Data supplied:
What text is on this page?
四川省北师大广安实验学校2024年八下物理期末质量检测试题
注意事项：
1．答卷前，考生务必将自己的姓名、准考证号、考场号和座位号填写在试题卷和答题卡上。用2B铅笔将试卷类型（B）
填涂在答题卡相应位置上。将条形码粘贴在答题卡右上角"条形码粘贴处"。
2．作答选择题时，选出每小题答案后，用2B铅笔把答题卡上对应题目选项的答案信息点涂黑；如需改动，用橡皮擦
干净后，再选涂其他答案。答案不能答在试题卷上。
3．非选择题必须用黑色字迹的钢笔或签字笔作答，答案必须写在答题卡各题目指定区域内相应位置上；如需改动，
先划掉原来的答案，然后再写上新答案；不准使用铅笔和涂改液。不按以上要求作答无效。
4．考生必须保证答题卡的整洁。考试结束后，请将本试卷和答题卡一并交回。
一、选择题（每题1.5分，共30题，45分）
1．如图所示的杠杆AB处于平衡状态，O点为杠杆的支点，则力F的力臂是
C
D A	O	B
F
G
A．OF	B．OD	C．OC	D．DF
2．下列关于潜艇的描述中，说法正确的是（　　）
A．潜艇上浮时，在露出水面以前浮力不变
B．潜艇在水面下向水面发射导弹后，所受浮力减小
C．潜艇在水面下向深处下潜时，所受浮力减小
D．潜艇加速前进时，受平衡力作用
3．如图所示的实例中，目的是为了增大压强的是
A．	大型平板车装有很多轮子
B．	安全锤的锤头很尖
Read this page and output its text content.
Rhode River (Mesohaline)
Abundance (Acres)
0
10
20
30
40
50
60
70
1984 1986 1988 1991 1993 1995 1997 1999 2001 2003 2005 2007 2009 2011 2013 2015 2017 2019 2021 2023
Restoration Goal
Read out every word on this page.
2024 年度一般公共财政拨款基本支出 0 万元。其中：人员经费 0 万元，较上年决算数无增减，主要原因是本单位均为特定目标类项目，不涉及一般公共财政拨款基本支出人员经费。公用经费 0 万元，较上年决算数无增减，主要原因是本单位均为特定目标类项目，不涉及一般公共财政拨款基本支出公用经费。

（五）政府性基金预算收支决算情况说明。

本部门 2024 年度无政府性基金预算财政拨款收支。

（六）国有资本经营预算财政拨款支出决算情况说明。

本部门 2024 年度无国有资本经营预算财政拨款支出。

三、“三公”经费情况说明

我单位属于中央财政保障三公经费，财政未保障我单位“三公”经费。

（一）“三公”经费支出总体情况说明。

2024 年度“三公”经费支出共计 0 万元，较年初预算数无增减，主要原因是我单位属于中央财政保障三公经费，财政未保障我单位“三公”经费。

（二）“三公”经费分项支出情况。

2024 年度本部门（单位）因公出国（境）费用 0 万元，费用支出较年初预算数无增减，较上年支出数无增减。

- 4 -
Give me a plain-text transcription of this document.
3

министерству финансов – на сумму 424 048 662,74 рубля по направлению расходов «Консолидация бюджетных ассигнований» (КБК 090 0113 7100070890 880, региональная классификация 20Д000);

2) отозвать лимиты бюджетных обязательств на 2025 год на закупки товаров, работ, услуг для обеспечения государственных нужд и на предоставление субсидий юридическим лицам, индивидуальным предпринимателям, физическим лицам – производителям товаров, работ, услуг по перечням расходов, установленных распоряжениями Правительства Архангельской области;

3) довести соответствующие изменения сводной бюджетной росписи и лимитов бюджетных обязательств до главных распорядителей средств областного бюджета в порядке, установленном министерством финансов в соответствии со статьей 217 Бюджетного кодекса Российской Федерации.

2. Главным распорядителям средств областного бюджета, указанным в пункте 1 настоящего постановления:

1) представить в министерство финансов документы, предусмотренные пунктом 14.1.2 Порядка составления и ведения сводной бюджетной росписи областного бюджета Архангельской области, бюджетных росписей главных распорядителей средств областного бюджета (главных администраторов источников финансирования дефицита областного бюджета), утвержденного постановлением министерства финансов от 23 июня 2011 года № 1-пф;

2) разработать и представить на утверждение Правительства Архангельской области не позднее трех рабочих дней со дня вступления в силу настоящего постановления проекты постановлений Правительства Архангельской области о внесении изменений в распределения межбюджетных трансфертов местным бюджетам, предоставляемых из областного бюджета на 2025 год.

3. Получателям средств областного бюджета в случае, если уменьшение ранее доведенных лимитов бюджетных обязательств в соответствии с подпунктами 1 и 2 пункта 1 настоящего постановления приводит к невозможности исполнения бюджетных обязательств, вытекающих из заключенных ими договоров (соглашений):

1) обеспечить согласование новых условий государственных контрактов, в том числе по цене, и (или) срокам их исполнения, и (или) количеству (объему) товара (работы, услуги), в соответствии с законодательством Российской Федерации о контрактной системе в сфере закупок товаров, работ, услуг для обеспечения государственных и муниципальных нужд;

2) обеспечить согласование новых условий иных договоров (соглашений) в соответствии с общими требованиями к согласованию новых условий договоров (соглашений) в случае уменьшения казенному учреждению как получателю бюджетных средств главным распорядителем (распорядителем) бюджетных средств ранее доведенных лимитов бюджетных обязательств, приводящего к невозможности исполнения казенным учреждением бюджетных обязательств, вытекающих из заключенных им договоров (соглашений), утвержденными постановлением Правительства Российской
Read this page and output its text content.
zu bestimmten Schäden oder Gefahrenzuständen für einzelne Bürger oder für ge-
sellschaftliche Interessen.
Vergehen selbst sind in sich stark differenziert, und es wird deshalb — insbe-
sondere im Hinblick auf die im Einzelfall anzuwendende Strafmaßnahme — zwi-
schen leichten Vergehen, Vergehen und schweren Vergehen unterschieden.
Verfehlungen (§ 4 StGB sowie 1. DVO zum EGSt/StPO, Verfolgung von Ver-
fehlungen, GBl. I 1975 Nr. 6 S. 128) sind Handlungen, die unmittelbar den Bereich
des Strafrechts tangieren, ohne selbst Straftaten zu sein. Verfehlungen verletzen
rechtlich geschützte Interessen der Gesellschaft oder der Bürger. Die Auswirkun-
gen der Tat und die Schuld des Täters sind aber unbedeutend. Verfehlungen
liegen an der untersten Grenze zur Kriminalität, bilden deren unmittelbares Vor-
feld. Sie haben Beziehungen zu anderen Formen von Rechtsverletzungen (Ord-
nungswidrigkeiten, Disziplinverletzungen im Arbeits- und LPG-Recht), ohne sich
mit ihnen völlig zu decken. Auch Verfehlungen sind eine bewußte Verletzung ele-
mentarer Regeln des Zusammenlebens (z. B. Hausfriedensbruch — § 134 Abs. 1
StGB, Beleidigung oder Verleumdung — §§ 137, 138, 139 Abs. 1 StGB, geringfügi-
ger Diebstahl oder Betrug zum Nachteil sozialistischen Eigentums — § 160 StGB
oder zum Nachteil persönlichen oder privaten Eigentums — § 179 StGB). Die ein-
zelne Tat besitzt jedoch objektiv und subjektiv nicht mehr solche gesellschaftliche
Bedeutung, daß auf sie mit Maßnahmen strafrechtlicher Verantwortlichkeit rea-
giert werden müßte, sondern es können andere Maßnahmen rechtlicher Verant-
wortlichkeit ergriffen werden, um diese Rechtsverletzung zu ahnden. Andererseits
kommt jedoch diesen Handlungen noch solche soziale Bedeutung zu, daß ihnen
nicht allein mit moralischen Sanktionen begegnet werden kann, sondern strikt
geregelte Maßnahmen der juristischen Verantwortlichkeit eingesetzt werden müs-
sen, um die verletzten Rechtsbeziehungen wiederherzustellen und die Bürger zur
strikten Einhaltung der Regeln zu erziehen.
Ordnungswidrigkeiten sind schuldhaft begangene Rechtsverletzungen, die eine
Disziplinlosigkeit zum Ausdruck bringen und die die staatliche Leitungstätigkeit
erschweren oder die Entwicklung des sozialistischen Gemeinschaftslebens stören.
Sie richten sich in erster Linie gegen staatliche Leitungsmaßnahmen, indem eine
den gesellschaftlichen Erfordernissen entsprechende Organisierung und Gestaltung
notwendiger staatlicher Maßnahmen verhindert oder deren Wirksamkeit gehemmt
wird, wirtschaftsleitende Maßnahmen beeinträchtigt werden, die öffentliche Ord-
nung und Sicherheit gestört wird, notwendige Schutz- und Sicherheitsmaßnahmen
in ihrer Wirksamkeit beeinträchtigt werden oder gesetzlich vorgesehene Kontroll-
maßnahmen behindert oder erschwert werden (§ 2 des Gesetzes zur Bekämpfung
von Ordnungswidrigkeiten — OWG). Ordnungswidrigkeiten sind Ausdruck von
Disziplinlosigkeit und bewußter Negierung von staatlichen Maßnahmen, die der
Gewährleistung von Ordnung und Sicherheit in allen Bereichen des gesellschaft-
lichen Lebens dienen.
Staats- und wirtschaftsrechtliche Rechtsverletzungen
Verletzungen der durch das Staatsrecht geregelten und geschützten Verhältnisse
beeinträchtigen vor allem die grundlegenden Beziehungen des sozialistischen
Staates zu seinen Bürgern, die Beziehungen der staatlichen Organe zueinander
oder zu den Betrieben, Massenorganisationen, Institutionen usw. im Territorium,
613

The exercise: Show, from the material above, each line that includes the string "Regeln".

Solution to the exercise:
mentarer Regeln des Zusammenlebens (z. B. Hausfriedensbruch — § 134 Abs. 1
strikten Einhaltung der Regeln zu erziehen.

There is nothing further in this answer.